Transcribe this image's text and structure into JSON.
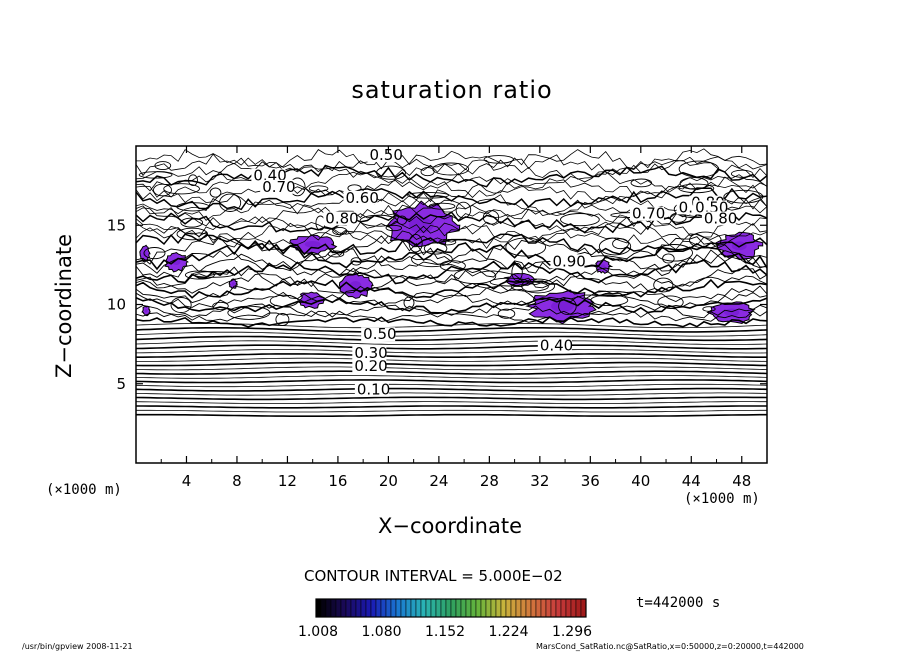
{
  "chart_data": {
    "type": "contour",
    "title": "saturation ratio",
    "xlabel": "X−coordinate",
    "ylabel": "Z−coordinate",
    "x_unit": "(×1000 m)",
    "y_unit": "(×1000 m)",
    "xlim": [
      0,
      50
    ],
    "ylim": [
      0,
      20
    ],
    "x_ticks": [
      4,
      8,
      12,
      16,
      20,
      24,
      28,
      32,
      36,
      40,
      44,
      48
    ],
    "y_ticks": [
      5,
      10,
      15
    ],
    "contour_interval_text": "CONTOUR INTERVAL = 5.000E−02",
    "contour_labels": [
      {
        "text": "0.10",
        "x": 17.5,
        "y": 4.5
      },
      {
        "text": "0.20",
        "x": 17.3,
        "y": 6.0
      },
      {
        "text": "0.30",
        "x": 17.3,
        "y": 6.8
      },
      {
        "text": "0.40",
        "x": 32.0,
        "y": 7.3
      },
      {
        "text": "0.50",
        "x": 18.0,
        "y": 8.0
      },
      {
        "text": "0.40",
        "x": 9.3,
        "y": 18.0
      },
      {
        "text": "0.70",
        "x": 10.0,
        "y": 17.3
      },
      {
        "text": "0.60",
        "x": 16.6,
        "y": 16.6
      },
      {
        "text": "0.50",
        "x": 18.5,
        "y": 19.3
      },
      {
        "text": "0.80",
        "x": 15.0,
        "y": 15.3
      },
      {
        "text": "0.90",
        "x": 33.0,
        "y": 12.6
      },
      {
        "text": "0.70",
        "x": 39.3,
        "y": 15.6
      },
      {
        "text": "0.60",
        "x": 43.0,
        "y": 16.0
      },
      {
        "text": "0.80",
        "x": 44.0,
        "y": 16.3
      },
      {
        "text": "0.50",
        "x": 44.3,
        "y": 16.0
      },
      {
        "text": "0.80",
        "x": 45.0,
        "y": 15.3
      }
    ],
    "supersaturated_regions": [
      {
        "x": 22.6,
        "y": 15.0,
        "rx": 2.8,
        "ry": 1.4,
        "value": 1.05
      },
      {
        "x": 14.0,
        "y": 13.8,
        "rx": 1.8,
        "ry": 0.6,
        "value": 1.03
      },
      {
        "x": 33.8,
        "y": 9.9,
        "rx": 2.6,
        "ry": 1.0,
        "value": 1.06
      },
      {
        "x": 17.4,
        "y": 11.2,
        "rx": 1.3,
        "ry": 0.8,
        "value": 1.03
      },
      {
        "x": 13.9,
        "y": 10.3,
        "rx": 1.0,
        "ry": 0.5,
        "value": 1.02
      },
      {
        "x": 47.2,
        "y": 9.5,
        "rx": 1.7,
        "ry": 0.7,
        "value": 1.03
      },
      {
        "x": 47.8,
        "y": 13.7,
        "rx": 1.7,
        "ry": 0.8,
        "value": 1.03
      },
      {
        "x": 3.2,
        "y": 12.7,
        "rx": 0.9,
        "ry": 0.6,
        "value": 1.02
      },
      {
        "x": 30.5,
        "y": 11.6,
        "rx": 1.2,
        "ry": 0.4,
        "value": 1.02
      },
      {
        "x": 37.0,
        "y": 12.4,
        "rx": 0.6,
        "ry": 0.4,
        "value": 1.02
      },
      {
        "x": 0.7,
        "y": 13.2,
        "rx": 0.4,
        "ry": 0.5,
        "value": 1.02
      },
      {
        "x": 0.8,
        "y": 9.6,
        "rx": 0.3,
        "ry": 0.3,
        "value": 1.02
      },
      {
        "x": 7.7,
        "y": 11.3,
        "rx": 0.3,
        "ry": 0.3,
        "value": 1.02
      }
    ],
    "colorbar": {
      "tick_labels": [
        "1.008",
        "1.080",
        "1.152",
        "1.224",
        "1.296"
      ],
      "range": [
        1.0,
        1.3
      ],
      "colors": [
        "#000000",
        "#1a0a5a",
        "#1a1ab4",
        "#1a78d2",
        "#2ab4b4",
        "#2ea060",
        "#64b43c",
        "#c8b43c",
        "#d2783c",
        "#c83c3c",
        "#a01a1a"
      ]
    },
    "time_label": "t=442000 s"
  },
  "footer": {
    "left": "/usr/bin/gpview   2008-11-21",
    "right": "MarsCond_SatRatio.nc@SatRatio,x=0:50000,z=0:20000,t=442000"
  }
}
++++++++++
● What the exercise asks: Print all of the entries word for word. Omit the pictures they contain.

● Output for this exercise:
Transcribe this image's text and structure into JSON.
{
  "chart_data": {
    "type": "contour",
    "title": "saturation ratio",
    "xlabel": "X−coordinate",
    "ylabel": "Z−coordinate",
    "x_unit": "(×1000 m)",
    "y_unit": "(×1000 m)",
    "xlim": [
      0,
      50
    ],
    "ylim": [
      0,
      20
    ],
    "x_ticks": [
      4,
      8,
      12,
      16,
      20,
      24,
      28,
      32,
      36,
      40,
      44,
      48
    ],
    "y_ticks": [
      5,
      10,
      15
    ],
    "contour_interval_text": "CONTOUR INTERVAL = 5.000E−02",
    "contour_labels": [
      {
        "text": "0.10",
        "x": 17.5,
        "y": 4.5
      },
      {
        "text": "0.20",
        "x": 17.3,
        "y": 6.0
      },
      {
        "text": "0.30",
        "x": 17.3,
        "y": 6.8
      },
      {
        "text": "0.40",
        "x": 32.0,
        "y": 7.3
      },
      {
        "text": "0.50",
        "x": 18.0,
        "y": 8.0
      },
      {
        "text": "0.40",
        "x": 9.3,
        "y": 18.0
      },
      {
        "text": "0.70",
        "x": 10.0,
        "y": 17.3
      },
      {
        "text": "0.60",
        "x": 16.6,
        "y": 16.6
      },
      {
        "text": "0.50",
        "x": 18.5,
        "y": 19.3
      },
      {
        "text": "0.80",
        "x": 15.0,
        "y": 15.3
      },
      {
        "text": "0.90",
        "x": 33.0,
        "y": 12.6
      },
      {
        "text": "0.70",
        "x": 39.3,
        "y": 15.6
      },
      {
        "text": "0.60",
        "x": 43.0,
        "y": 16.0
      },
      {
        "text": "0.80",
        "x": 44.0,
        "y": 16.3
      },
      {
        "text": "0.50",
        "x": 44.3,
        "y": 16.0
      },
      {
        "text": "0.80",
        "x": 45.0,
        "y": 15.3
      }
    ],
    "supersaturated_regions": [
      {
        "x": 22.6,
        "y": 15.0,
        "rx": 2.8,
        "ry": 1.4,
        "value": 1.05
      },
      {
        "x": 14.0,
        "y": 13.8,
        "rx": 1.8,
        "ry": 0.6,
        "value": 1.03
      },
      {
        "x": 33.8,
        "y": 9.9,
        "rx": 2.6,
        "ry": 1.0,
        "value": 1.06
      },
      {
        "x": 17.4,
        "y": 11.2,
        "rx": 1.3,
        "ry": 0.8,
        "value": 1.03
      },
      {
        "x": 13.9,
        "y": 10.3,
        "rx": 1.0,
        "ry": 0.5,
        "value": 1.02
      },
      {
        "x": 47.2,
        "y": 9.5,
        "rx": 1.7,
        "ry": 0.7,
        "value": 1.03
      },
      {
        "x": 47.8,
        "y": 13.7,
        "rx": 1.7,
        "ry": 0.8,
        "value": 1.03
      },
      {
        "x": 3.2,
        "y": 12.7,
        "rx": 0.9,
        "ry": 0.6,
        "value": 1.02
      },
      {
        "x": 30.5,
        "y": 11.6,
        "rx": 1.2,
        "ry": 0.4,
        "value": 1.02
      },
      {
        "x": 37.0,
        "y": 12.4,
        "rx": 0.6,
        "ry": 0.4,
        "value": 1.02
      },
      {
        "x": 0.7,
        "y": 13.2,
        "rx": 0.4,
        "ry": 0.5,
        "value": 1.02
      },
      {
        "x": 0.8,
        "y": 9.6,
        "rx": 0.3,
        "ry": 0.3,
        "value": 1.02
      },
      {
        "x": 7.7,
        "y": 11.3,
        "rx": 0.3,
        "ry": 0.3,
        "value": 1.02
      }
    ],
    "colorbar": {
      "tick_labels": [
        "1.008",
        "1.080",
        "1.152",
        "1.224",
        "1.296"
      ],
      "range": [
        1.0,
        1.3
      ],
      "colors": [
        "#000000",
        "#1a0a5a",
        "#1a1ab4",
        "#1a78d2",
        "#2ab4b4",
        "#2ea060",
        "#64b43c",
        "#c8b43c",
        "#d2783c",
        "#c83c3c",
        "#a01a1a"
      ]
    },
    "time_label": "t=442000 s"
  },
  "footer": {
    "left": "/usr/bin/gpview   2008-11-21",
    "right": "MarsCond_SatRatio.nc@SatRatio,x=0:50000,z=0:20000,t=442000"
  }
}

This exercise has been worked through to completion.